• Task:
Pick out every line with the word "取少量溶液" and copy it.

• Provided data:
--

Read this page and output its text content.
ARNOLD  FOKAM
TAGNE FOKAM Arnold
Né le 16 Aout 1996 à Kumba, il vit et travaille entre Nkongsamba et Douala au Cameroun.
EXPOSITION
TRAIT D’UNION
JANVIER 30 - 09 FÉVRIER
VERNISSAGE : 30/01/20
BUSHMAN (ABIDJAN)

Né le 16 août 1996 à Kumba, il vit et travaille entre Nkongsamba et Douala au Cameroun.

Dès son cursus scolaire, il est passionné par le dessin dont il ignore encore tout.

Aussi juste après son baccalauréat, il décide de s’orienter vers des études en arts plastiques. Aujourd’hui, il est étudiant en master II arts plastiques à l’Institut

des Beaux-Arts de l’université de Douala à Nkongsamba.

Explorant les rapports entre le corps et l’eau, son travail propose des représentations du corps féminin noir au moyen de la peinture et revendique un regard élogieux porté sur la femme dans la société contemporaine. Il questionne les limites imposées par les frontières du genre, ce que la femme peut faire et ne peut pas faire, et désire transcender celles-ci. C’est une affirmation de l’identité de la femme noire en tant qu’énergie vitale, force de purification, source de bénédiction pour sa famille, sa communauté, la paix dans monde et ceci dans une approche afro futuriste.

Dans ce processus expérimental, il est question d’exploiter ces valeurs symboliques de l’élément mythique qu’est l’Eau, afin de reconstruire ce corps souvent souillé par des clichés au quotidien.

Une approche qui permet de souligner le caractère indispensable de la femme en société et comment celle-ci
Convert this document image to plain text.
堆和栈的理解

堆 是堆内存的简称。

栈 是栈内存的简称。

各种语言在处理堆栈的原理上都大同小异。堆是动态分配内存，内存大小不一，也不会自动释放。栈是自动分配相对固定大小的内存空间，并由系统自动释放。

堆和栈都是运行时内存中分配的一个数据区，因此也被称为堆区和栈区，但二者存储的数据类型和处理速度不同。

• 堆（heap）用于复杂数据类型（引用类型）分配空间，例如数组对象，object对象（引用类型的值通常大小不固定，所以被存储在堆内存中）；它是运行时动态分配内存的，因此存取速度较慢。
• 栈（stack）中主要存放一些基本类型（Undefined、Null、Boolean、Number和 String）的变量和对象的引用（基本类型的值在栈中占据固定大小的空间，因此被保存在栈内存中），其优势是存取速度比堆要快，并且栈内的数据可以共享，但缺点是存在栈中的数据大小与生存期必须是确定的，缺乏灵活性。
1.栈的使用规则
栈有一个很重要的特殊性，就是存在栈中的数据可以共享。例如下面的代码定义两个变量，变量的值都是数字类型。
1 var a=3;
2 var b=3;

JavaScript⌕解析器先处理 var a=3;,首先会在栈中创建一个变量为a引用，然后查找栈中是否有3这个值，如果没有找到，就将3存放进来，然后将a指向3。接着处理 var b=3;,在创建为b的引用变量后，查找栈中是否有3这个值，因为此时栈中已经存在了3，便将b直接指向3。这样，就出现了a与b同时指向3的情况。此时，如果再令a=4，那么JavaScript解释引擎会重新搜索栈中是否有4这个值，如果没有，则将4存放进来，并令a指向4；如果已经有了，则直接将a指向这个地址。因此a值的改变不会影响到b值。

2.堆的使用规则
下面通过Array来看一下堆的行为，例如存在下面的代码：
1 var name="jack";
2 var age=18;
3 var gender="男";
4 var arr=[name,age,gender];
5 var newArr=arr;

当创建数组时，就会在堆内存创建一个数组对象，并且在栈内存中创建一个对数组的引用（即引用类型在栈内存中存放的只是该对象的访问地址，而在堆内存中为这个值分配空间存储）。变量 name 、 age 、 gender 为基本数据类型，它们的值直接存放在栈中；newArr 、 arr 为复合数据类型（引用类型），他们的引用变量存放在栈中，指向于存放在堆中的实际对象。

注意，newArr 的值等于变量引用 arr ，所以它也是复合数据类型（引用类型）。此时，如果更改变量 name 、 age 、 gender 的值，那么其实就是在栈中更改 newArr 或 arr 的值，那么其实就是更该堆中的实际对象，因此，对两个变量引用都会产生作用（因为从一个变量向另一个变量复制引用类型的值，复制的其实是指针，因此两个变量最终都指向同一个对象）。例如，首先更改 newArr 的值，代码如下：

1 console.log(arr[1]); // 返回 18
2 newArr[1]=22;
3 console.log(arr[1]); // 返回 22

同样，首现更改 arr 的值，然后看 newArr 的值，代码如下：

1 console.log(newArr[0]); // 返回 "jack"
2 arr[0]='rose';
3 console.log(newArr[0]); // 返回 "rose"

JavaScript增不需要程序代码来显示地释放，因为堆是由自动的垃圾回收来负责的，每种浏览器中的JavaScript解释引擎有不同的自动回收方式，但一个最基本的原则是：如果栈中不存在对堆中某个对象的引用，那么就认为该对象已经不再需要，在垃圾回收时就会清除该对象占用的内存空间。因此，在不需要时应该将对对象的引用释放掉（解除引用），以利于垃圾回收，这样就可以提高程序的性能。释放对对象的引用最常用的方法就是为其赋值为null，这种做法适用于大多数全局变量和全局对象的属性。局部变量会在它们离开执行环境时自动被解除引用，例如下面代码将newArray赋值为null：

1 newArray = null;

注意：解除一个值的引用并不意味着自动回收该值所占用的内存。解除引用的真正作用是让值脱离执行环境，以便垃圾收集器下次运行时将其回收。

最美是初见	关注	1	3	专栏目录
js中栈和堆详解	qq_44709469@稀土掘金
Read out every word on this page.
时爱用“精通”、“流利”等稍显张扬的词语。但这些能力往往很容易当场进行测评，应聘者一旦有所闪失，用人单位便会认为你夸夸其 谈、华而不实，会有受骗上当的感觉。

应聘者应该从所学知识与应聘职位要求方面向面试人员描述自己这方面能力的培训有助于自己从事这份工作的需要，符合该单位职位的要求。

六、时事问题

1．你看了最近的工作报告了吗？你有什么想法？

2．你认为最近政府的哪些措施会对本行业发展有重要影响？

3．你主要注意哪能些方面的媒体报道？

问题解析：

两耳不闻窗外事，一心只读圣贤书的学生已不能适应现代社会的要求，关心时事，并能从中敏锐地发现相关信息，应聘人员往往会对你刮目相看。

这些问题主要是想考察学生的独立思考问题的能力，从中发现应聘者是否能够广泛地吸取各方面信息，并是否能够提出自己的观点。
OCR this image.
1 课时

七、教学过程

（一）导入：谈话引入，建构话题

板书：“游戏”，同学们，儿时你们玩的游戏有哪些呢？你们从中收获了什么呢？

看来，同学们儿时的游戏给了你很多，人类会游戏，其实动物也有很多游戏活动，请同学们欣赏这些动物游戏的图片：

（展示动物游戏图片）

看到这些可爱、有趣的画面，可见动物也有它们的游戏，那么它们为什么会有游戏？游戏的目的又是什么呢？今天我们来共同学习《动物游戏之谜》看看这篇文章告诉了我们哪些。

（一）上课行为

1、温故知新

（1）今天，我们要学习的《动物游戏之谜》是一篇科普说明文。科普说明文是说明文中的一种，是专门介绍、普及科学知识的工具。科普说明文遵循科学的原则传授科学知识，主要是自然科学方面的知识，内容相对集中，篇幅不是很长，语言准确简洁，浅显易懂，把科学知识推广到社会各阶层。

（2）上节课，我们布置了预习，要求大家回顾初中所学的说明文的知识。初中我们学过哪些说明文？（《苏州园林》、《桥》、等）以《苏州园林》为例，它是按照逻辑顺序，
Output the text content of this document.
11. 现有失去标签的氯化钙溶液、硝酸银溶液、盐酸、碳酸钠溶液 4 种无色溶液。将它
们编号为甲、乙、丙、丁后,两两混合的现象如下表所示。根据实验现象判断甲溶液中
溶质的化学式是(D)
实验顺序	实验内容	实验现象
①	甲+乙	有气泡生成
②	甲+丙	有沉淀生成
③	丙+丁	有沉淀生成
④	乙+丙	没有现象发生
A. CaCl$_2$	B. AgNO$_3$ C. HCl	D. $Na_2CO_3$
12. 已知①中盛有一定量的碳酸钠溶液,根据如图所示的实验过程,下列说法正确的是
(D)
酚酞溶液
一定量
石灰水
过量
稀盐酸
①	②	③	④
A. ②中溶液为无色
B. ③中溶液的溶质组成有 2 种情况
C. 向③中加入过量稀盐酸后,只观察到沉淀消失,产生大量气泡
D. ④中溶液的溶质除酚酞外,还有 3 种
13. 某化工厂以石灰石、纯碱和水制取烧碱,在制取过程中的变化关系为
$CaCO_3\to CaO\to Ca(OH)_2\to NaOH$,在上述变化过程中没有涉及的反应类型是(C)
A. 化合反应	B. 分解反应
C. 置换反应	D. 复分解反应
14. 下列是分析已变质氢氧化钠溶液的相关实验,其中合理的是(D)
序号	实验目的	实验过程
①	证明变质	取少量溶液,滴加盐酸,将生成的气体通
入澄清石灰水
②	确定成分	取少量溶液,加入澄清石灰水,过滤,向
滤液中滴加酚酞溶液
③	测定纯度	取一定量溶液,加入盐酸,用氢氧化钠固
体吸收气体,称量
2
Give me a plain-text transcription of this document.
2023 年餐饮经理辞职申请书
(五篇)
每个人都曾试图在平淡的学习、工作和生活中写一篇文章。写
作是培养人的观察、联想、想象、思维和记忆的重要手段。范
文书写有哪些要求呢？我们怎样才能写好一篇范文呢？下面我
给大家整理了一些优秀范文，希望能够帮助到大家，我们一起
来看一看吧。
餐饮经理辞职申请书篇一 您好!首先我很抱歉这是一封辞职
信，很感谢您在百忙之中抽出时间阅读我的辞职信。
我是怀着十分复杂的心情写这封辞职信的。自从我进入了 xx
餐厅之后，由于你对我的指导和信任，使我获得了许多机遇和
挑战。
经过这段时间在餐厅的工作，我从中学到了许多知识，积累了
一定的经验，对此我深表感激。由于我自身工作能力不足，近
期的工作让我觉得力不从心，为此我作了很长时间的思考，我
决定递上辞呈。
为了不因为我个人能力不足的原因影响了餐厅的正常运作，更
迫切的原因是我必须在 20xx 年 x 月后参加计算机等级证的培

--

• Solved exercise:
①	证明变质	取少量溶液,滴加盐酸,将生成的气体通
②	确定成分	取少量溶液,加入澄清石灰水,过滤,向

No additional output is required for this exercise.